**Written task:** State only how many lines contain the string "type".

(Figure content listings)
— begin —
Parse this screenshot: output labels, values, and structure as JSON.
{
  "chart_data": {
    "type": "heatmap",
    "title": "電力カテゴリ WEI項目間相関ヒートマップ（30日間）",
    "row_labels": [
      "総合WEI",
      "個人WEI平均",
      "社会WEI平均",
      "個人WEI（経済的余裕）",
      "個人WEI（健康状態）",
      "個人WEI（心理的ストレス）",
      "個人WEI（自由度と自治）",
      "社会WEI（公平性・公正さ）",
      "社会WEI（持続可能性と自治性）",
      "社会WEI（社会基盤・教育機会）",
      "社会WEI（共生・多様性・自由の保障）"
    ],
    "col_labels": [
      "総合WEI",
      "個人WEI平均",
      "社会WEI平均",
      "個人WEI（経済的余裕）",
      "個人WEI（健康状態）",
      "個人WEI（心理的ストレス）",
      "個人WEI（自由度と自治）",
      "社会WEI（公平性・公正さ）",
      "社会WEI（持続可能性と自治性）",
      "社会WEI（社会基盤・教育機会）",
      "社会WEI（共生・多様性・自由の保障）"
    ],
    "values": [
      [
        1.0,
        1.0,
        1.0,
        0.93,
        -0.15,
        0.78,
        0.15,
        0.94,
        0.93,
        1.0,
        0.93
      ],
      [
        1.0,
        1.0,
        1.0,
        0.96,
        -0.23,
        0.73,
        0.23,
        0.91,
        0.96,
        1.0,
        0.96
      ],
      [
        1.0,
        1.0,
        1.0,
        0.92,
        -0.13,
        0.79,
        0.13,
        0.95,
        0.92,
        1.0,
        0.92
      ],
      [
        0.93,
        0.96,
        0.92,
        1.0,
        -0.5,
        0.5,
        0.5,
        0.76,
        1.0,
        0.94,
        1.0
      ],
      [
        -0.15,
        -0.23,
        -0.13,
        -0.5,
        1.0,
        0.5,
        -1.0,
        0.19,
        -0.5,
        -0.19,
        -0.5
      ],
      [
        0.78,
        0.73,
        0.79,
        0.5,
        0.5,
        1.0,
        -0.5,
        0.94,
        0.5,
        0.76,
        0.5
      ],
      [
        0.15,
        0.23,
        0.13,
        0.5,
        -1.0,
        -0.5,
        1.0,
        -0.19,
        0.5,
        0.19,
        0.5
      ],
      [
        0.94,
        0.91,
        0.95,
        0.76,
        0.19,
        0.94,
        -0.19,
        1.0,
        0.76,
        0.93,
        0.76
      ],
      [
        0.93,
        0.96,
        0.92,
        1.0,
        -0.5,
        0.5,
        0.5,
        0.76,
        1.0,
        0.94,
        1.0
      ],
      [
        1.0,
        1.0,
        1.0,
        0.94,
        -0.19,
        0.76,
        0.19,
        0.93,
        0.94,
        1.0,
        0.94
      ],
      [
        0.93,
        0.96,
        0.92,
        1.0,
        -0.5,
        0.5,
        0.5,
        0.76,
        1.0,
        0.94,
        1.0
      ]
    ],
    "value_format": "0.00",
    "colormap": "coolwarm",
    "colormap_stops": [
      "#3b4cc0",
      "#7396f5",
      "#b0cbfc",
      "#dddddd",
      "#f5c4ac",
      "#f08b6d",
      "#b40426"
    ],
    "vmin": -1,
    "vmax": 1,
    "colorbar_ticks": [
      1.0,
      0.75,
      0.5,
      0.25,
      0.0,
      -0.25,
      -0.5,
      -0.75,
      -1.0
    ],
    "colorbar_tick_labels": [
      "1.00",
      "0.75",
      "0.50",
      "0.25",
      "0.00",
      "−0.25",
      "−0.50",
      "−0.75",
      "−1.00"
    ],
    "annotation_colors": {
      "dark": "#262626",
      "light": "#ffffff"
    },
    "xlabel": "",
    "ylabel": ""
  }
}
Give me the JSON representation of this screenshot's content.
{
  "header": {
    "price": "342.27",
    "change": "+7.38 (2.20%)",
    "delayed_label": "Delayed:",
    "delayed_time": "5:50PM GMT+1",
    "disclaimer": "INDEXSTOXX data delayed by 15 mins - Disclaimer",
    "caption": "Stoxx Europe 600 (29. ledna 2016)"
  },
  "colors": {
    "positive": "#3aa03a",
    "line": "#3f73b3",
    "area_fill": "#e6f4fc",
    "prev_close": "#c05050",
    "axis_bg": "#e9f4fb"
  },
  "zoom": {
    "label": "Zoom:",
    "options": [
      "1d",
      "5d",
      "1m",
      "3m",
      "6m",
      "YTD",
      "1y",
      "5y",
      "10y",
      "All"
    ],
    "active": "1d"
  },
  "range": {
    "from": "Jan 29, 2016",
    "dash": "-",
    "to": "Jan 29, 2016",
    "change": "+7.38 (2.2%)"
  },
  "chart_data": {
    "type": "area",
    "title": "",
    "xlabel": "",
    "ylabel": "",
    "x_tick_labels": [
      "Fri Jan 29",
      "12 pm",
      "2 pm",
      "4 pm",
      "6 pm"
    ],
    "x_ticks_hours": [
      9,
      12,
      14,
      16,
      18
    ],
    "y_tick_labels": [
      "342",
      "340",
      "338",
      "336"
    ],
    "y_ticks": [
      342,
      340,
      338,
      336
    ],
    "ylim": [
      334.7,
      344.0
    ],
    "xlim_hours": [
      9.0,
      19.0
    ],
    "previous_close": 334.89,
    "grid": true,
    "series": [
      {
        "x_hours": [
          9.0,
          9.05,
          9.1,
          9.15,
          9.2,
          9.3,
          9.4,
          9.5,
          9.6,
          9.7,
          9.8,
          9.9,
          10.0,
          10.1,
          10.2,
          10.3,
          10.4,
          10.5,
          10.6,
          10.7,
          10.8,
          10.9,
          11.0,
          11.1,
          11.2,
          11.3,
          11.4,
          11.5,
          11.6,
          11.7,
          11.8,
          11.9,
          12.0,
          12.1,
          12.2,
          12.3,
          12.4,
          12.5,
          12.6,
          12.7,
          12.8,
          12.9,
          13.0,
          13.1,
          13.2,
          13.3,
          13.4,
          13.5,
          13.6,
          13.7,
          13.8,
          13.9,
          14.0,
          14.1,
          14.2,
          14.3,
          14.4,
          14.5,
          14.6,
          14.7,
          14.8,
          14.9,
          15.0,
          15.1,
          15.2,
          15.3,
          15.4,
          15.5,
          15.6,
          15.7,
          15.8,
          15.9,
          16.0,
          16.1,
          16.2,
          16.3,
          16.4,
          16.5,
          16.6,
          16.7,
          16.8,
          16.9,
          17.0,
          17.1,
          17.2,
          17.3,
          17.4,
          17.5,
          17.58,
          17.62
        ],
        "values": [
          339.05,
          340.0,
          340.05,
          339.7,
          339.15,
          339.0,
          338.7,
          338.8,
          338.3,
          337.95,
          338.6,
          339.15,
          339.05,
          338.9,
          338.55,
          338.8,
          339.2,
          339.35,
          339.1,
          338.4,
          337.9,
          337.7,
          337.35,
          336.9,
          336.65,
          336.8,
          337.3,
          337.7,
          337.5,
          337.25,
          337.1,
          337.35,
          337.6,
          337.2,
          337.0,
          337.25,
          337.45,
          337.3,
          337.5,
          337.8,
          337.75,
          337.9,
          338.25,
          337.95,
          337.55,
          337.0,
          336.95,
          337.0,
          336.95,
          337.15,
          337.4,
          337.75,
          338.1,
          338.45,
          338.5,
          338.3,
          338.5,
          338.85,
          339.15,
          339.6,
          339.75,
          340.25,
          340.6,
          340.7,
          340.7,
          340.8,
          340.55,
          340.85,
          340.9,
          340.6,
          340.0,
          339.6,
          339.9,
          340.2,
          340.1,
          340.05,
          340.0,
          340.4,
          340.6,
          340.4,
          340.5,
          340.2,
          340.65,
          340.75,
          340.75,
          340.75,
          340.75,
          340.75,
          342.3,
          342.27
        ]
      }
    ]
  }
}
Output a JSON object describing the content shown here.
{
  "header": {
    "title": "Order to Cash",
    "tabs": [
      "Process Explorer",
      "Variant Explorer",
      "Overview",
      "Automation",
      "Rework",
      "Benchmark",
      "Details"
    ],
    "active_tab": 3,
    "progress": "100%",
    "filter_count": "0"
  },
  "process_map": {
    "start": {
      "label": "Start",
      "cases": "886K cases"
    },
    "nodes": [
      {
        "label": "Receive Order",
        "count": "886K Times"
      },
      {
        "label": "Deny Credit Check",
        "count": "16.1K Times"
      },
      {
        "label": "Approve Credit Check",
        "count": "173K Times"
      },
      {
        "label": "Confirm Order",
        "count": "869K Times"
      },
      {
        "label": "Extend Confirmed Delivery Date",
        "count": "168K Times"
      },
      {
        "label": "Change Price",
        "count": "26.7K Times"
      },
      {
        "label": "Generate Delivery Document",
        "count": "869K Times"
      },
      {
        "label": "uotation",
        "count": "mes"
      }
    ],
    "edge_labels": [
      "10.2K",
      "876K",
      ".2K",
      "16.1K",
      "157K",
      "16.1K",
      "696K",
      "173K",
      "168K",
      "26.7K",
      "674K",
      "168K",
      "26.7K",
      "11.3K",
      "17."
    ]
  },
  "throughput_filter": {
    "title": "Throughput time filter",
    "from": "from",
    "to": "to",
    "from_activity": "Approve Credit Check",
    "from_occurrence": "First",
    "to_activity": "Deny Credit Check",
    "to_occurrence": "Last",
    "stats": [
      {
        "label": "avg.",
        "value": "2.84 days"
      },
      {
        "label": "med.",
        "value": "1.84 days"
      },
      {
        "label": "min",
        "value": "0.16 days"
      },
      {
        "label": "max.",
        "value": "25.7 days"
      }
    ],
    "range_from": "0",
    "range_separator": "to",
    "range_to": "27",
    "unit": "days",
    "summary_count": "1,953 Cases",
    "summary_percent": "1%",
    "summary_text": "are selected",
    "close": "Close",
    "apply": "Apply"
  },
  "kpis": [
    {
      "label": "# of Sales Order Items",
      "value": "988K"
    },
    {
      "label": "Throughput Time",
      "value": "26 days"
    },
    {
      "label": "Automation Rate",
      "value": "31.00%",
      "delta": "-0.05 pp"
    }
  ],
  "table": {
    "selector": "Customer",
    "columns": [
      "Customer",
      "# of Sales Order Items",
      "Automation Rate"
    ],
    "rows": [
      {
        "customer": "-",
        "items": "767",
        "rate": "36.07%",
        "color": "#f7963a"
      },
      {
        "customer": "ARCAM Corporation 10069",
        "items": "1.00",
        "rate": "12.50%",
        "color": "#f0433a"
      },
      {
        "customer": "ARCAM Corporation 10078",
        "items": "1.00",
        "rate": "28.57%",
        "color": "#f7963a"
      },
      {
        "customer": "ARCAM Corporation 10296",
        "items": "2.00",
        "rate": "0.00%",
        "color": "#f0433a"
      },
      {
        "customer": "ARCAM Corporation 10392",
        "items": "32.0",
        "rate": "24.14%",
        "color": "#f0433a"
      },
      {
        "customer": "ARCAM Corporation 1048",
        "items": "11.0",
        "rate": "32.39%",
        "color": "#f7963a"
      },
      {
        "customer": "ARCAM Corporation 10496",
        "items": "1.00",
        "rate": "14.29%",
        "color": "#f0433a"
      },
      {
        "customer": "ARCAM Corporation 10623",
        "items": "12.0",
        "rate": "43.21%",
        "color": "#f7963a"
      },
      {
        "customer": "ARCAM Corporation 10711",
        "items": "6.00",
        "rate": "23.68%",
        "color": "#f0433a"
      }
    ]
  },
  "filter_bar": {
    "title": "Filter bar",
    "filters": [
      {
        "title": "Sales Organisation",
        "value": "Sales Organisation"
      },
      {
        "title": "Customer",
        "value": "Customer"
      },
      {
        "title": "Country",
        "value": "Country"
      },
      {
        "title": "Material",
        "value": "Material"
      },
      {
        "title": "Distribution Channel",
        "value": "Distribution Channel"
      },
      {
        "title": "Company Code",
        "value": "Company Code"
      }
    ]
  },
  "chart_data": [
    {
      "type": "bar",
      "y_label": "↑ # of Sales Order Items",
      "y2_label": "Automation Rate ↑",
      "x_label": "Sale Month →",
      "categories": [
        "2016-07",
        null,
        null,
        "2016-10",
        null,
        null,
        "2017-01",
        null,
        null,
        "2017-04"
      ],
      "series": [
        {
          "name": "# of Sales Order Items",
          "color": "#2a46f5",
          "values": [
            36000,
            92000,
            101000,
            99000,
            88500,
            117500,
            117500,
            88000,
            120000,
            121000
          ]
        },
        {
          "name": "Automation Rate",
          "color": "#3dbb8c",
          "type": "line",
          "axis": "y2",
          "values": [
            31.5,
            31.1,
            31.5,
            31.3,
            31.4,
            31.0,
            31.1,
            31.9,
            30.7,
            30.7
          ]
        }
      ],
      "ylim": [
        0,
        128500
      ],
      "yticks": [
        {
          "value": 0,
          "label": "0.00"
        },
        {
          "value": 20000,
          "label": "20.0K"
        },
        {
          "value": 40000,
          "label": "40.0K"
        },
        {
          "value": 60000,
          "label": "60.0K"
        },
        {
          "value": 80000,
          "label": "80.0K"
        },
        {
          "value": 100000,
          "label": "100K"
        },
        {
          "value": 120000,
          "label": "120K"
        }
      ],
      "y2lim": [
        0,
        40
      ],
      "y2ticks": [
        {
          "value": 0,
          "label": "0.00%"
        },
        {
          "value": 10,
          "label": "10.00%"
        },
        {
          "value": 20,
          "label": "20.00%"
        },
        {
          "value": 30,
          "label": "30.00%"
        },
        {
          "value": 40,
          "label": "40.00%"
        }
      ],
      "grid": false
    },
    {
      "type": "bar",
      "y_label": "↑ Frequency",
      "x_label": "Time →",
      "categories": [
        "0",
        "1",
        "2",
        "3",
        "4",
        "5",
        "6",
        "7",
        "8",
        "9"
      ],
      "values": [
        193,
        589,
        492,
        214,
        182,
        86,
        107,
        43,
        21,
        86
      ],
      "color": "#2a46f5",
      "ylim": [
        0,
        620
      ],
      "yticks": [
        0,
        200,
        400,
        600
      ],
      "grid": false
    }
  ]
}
— end —
**Response to the task:** 5